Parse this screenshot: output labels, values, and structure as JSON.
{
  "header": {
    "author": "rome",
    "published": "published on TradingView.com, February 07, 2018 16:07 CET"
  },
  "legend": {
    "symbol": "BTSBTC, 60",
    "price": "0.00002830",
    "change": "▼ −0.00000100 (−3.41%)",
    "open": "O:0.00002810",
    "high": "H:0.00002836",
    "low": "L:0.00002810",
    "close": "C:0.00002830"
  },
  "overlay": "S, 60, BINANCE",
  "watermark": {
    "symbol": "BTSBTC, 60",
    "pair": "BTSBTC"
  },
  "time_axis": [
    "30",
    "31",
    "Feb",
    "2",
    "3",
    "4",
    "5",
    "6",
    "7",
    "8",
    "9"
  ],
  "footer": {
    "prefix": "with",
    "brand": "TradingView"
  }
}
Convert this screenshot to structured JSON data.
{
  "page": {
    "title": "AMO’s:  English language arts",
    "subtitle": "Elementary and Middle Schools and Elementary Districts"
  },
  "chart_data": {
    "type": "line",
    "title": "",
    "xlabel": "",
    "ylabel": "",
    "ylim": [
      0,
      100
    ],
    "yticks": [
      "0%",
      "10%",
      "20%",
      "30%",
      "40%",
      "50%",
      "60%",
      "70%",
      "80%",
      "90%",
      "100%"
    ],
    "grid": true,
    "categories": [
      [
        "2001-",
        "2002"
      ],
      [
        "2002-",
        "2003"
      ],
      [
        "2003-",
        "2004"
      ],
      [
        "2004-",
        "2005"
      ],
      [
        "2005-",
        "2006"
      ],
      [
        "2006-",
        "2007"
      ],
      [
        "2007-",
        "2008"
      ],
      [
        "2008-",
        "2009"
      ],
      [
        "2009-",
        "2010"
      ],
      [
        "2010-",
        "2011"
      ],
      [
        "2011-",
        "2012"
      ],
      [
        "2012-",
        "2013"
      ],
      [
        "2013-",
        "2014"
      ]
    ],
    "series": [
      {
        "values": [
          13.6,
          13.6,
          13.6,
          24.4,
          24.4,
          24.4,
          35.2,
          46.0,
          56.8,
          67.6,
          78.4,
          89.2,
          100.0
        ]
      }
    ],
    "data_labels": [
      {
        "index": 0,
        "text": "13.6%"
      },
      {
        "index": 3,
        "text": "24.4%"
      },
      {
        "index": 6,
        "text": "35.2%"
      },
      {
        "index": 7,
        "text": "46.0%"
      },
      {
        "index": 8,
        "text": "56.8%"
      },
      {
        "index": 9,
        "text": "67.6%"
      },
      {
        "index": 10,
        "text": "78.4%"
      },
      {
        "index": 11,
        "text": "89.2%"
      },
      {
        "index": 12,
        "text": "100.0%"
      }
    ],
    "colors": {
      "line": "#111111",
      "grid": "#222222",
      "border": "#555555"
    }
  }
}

——

• **GIVEN PROBLEM**
Where a line of the records above holds the word "values", copy that line.

• **EXERCISE RESPONSE**
Parse this screenshot: output labels, values, and structure as JSON.
        "values": [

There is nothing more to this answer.